§ **Data lines**:
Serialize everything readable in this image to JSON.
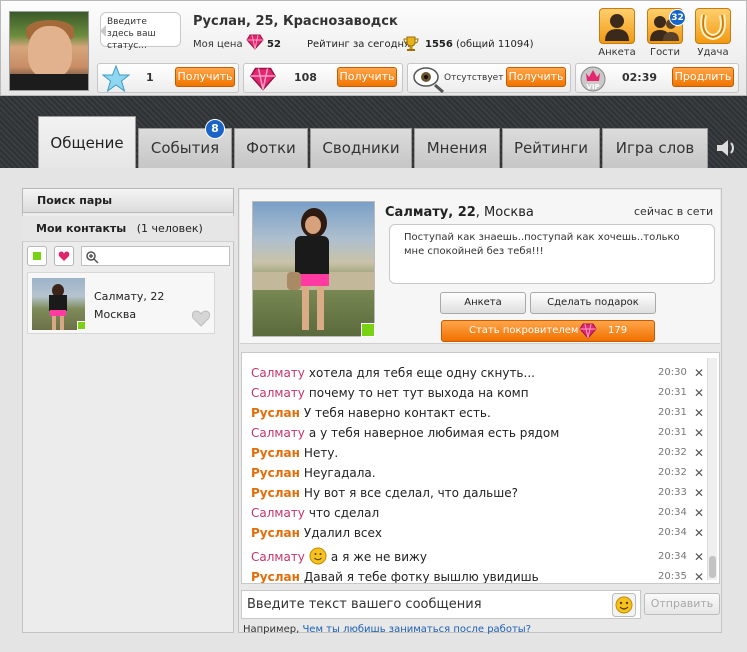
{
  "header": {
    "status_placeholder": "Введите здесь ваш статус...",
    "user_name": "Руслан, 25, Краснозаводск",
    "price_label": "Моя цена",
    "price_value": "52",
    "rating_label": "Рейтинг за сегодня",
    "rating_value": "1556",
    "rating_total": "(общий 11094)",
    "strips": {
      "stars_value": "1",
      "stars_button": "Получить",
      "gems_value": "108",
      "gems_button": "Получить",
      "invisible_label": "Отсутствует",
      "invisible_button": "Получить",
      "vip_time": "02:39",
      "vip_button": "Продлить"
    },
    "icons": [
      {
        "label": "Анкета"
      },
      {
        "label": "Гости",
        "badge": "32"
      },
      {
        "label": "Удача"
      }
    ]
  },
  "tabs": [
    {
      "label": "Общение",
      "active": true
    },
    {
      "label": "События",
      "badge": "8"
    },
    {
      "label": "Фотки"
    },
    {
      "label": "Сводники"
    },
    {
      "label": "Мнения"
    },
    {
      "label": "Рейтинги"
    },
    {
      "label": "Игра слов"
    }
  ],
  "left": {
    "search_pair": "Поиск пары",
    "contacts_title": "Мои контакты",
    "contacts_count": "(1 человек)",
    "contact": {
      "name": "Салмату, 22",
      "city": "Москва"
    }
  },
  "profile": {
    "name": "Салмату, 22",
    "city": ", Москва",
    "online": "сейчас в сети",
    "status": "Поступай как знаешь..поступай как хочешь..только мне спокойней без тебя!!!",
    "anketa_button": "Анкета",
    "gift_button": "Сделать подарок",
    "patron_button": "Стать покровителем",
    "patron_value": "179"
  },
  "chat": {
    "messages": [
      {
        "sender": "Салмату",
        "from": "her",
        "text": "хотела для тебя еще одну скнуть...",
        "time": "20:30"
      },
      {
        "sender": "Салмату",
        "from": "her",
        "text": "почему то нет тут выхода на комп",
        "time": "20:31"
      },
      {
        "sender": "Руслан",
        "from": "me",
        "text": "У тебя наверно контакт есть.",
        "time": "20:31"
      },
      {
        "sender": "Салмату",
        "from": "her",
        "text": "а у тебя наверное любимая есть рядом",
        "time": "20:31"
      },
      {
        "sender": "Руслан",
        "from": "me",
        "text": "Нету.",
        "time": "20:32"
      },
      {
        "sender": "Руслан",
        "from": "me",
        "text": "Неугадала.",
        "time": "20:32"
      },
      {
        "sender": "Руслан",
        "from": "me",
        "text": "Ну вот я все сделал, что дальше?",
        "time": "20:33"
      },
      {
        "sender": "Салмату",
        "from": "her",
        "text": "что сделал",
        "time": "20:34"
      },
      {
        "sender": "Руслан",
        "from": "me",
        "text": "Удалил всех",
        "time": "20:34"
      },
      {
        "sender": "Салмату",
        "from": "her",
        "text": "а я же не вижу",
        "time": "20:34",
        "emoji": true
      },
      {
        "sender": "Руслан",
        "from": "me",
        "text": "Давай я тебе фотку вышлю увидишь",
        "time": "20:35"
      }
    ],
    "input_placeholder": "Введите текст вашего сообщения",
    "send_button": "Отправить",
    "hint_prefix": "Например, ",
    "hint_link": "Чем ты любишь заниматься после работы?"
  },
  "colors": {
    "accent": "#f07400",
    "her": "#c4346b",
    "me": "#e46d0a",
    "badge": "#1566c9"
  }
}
==
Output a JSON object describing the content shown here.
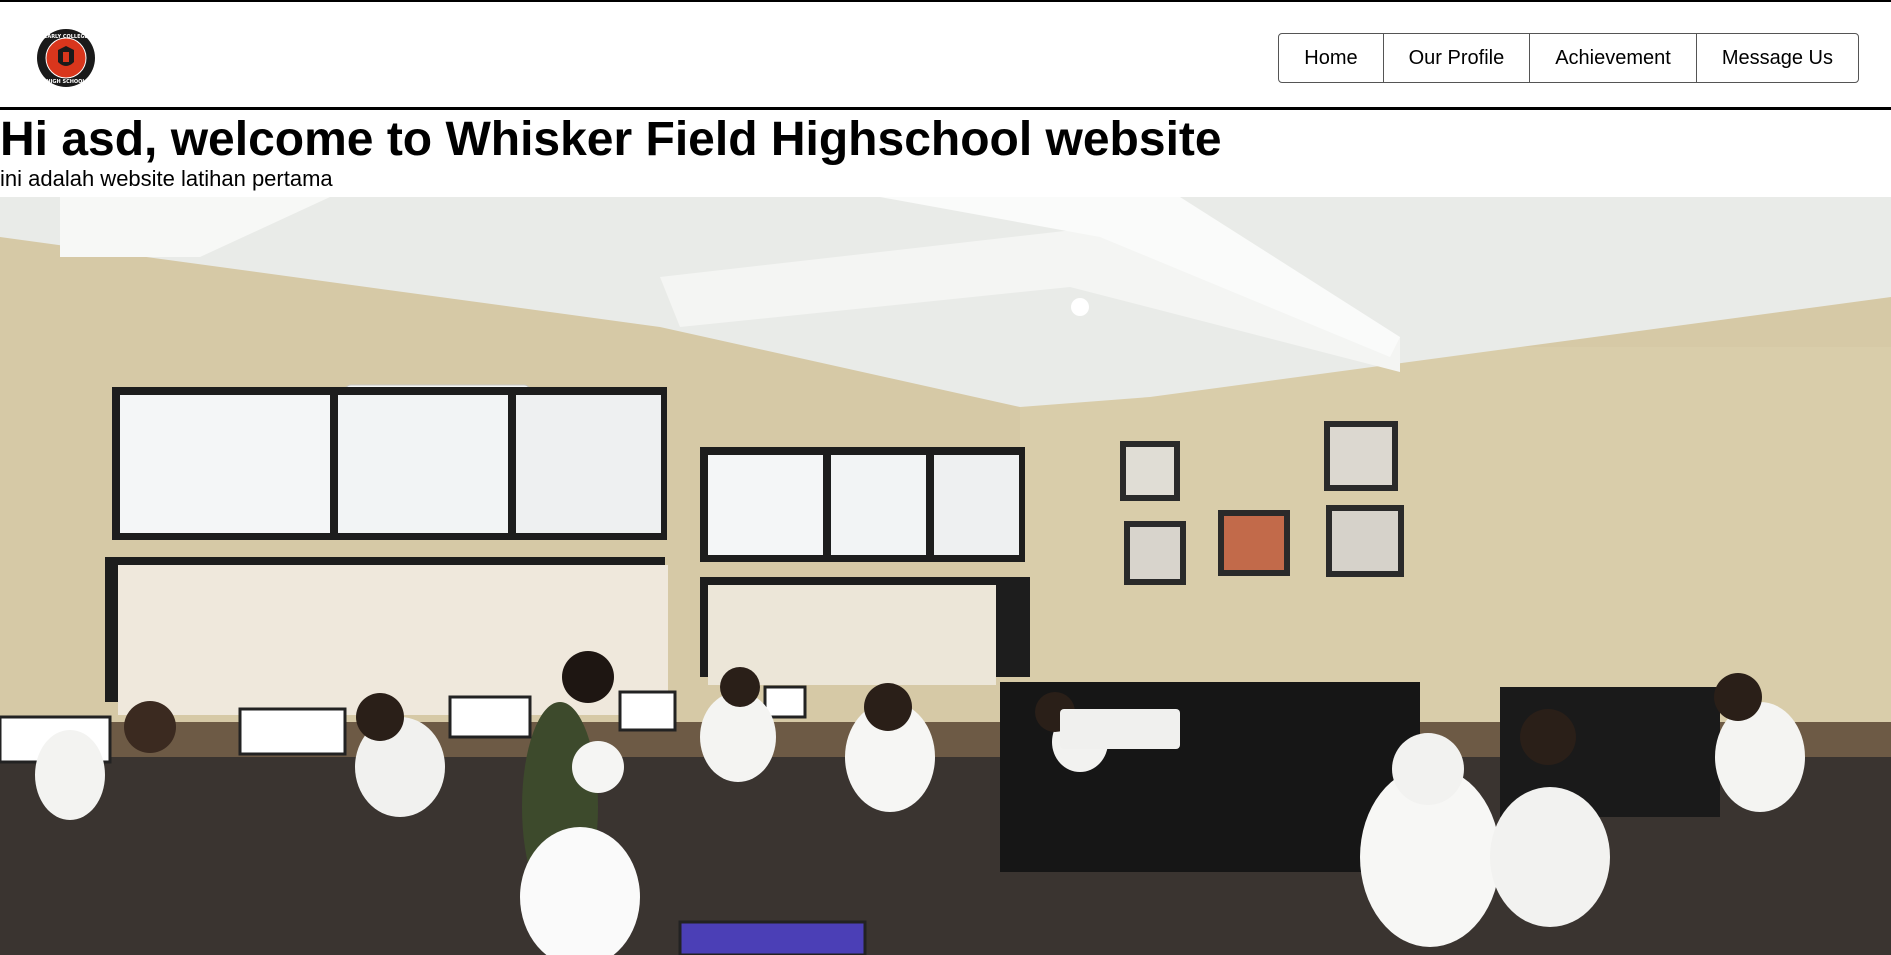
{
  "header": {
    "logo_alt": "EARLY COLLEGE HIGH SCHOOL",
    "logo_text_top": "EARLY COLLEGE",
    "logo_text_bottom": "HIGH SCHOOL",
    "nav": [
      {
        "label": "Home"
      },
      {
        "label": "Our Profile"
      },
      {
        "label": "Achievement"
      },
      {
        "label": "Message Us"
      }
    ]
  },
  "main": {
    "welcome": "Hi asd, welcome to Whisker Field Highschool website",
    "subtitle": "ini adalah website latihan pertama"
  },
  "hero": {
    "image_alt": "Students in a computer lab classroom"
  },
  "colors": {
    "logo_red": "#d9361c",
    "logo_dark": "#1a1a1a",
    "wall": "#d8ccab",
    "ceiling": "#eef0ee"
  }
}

§ **What is being asked**:
Among the lines of the data, identify those with the word "COLLEGE". Copy each of them.

§ **Exercise answer**:
    "logo_alt": "EARLY COLLEGE HIGH SCHOOL",
    "logo_text_top": "EARLY COLLEGE",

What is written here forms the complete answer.